Material for the task:

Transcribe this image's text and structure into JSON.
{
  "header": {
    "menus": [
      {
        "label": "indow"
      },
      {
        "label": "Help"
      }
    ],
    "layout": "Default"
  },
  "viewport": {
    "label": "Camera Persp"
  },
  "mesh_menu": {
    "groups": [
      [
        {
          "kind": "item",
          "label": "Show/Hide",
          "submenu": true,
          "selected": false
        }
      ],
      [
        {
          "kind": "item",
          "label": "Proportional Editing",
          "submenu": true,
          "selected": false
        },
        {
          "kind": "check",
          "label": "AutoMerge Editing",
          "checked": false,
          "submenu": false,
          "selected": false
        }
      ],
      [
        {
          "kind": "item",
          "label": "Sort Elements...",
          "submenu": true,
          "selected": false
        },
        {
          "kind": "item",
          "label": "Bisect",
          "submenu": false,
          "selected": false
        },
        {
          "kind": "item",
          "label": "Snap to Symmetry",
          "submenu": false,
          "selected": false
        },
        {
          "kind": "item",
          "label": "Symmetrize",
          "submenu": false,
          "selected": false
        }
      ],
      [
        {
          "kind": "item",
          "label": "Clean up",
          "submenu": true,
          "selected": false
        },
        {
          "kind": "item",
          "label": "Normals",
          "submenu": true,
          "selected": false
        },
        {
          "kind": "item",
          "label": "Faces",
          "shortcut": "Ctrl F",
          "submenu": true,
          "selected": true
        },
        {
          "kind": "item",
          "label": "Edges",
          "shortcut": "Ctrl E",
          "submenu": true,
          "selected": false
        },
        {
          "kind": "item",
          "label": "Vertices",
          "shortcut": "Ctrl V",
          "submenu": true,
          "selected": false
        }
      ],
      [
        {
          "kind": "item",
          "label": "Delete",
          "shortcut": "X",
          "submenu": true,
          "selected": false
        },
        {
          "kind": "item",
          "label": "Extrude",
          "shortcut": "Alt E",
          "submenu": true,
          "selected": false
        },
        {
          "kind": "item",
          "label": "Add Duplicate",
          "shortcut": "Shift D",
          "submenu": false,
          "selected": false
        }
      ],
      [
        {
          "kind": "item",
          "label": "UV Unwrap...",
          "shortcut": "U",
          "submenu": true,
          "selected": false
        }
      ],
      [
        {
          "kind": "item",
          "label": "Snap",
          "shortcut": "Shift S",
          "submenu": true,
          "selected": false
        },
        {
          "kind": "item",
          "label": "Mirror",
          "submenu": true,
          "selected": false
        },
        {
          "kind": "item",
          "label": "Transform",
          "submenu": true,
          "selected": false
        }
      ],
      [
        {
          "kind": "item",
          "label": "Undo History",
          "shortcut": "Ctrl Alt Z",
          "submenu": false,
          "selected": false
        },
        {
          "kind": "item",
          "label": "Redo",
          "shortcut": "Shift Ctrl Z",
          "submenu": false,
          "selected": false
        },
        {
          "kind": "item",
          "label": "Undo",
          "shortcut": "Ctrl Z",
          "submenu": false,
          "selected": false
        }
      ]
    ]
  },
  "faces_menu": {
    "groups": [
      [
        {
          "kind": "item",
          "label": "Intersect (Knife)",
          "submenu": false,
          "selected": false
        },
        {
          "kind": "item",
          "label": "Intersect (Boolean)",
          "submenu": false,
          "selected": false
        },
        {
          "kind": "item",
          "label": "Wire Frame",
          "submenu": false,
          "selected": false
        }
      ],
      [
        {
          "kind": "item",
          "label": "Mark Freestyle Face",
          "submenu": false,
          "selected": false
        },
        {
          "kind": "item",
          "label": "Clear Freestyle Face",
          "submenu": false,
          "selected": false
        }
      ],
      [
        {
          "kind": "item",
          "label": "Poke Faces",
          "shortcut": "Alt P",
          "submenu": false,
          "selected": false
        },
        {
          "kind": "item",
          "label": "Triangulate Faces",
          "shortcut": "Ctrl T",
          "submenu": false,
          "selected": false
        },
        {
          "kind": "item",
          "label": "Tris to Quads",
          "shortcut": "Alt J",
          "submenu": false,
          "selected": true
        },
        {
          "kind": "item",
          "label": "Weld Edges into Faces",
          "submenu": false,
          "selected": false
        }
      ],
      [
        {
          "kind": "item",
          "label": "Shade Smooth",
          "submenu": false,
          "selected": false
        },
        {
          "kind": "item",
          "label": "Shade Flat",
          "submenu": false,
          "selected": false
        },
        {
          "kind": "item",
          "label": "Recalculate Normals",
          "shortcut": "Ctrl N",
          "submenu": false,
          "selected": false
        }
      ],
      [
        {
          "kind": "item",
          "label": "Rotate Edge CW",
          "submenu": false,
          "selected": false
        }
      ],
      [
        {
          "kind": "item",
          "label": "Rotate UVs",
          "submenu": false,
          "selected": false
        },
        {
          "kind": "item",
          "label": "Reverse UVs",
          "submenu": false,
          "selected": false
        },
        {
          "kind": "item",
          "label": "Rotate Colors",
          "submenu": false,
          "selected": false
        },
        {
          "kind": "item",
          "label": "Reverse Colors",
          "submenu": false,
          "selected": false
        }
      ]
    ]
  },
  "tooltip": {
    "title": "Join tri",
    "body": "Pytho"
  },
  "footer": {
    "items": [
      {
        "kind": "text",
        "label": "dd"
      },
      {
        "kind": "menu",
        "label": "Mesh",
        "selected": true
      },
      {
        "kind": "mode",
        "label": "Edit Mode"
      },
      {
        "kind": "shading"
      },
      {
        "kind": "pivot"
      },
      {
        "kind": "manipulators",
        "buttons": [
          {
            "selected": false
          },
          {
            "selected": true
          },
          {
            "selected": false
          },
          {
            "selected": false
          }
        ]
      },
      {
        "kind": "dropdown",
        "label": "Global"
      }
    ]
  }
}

What you will do:
Repeat every line of the data, exactly and in full.

The result:
Transcribe this image's text and structure into JSON.
{
  "header": {
    "menus": [
      {
        "label": "indow"
      },
      {
        "label": "Help"
      }
    ],
    "layout": "Default"
  },
  "viewport": {
    "label": "Camera Persp"
  },
  "mesh_menu": {
    "groups": [
      [
        {
          "kind": "item",
          "label": "Show/Hide",
          "submenu": true,
          "selected": false
        }
      ],
      [
        {
          "kind": "item",
          "label": "Proportional Editing",
          "submenu": true,
          "selected": false
        },
        {
          "kind": "check",
          "label": "AutoMerge Editing",
          "checked": false,
          "submenu": false,
          "selected": false
        }
      ],
      [
        {
          "kind": "item",
          "label": "Sort Elements...",
          "submenu": true,
          "selected": false
        },
        {
          "kind": "item",
          "label": "Bisect",
          "submenu": false,
          "selected": false
        },
        {
          "kind": "item",
          "label": "Snap to Symmetry",
          "submenu": false,
          "selected": false
        },
        {
          "kind": "item",
          "label": "Symmetrize",
          "submenu": false,
          "selected": false
        }
      ],
      [
        {
          "kind": "item",
          "label": "Clean up",
          "submenu": true,
          "selected": false
        },
        {
          "kind": "item",
          "label": "Normals",
          "submenu": true,
          "selected": false
        },
        {
          "kind": "item",
          "label": "Faces",
          "shortcut": "Ctrl F",
          "submenu": true,
          "selected": true
        },
        {
          "kind": "item",
          "label": "Edges",
          "shortcut": "Ctrl E",
          "submenu": true,
          "selected": false
        },
        {
          "kind": "item",
          "label": "Vertices",
          "shortcut": "Ctrl V",
          "submenu": true,
          "selected": false
        }
      ],
      [
        {
          "kind": "item",
          "label": "Delete",
          "shortcut": "X",
          "submenu": true,
          "selected": false
        },
        {
          "kind": "item",
          "label": "Extrude",
          "shortcut": "Alt E",
          "submenu": true,
          "selected": false
        },
        {
          "kind": "item",
          "label": "Add Duplicate",
          "shortcut": "Shift D",
          "submenu": false,
          "selected": false
        }
      ],
      [
        {
          "kind": "item",
          "label": "UV Unwrap...",
          "shortcut": "U",
          "submenu": true,
          "selected": false
        }
      ],
      [
        {
          "kind": "item",
          "label": "Snap",
          "shortcut": "Shift S",
          "submenu": true,
          "selected": false
        },
        {
          "kind": "item",
          "label": "Mirror",
          "submenu": true,
          "selected": false
        },
        {
          "kind": "item",
          "label": "Transform",
          "submenu": true,
          "selected": false
        }
      ],
      [
        {
          "kind": "item",
          "label": "Undo History",
          "shortcut": "Ctrl Alt Z",
          "submenu": false,
          "selected": false
        },
        {
          "kind": "item",
          "label": "Redo",
          "shortcut": "Shift Ctrl Z",
          "submenu": false,
          "selected": false
        },
        {
          "kind": "item",
          "label": "Undo",
          "shortcut": "Ctrl Z",
          "submenu": false,
          "selected": false
        }
      ]
    ]
  },
  "faces_menu": {
    "groups": [
      [
        {
          "kind": "item",
          "label": "Intersect (Knife)",
          "submenu": false,
          "selected": false
        },
        {
          "kind": "item",
          "label": "Intersect (Boolean)",
          "submenu": false,
          "selected": false
        },
        {
          "kind": "item",
          "label": "Wire Frame",
          "submenu": false,
          "selected": false
        }
      ],
      [
        {
          "kind": "item",
          "label": "Mark Freestyle Face",
          "submenu": false,
          "selected": false
        },
        {
          "kind": "item",
          "label": "Clear Freestyle Face",
          "submenu": false,
          "selected": false
        }
      ],
      [
        {
          "kind": "item",
          "label": "Poke Faces",
          "shortcut": "Alt P",
          "submenu": false,
          "selected": false
        },
        {
          "kind": "item",
          "label": "Triangulate Faces",
          "shortcut": "Ctrl T",
          "submenu": false,
          "selected": false
        },
        {
          "kind": "item",
          "label": "Tris to Quads",
          "shortcut": "Alt J",
          "submenu": false,
          "selected": true
        },
        {
          "kind": "item",
          "label": "Weld Edges into Faces",
          "submenu": false,
          "selected": false
        }
      ],
      [
        {
          "kind": "item",
          "label": "Shade Smooth",
          "submenu": false,
          "selected": false
        },
        {
          "kind": "item",
          "label": "Shade Flat",
          "submenu": false,
          "selected": false
        },
        {
          "kind": "item",
          "label": "Recalculate Normals",
          "shortcut": "Ctrl N",
          "submenu": false,
          "selected": false
        }
      ],
      [
        {
          "kind": "item",
          "label": "Rotate Edge CW",
          "submenu": false,
          "selected": false
        }
      ],
      [
        {
          "kind": "item",
          "label": "Rotate UVs",
          "submenu": false,
          "selected": false
        },
        {
          "kind": "item",
          "label": "Reverse UVs",
          "submenu": false,
          "selected": false
        },
        {
          "kind": "item",
          "label": "Rotate Colors",
          "submenu": false,
          "selected": false
        },
        {
          "kind": "item",
          "label": "Reverse Colors",
          "submenu": false,
          "selected": false
        }
      ]
    ]
  },
  "tooltip": {
    "title": "Join tri",
    "body": "Pytho"
  },
  "footer": {
    "items": [
      {
        "kind": "text",
        "label": "dd"
      },
      {
        "kind": "menu",
        "label": "Mesh",
        "selected": true
      },
      {
        "kind": "mode",
        "label": "Edit Mode"
      },
      {
        "kind": "shading"
      },
      {
        "kind": "pivot"
      },
      {
        "kind": "manipulators",
        "buttons": [
          {
            "selected": false
          },
          {
            "selected": true
          },
          {
            "selected": false
          },
          {
            "selected": false
          }
        ]
      },
      {
        "kind": "dropdown",
        "label": "Global"
      }
    ]
  }
}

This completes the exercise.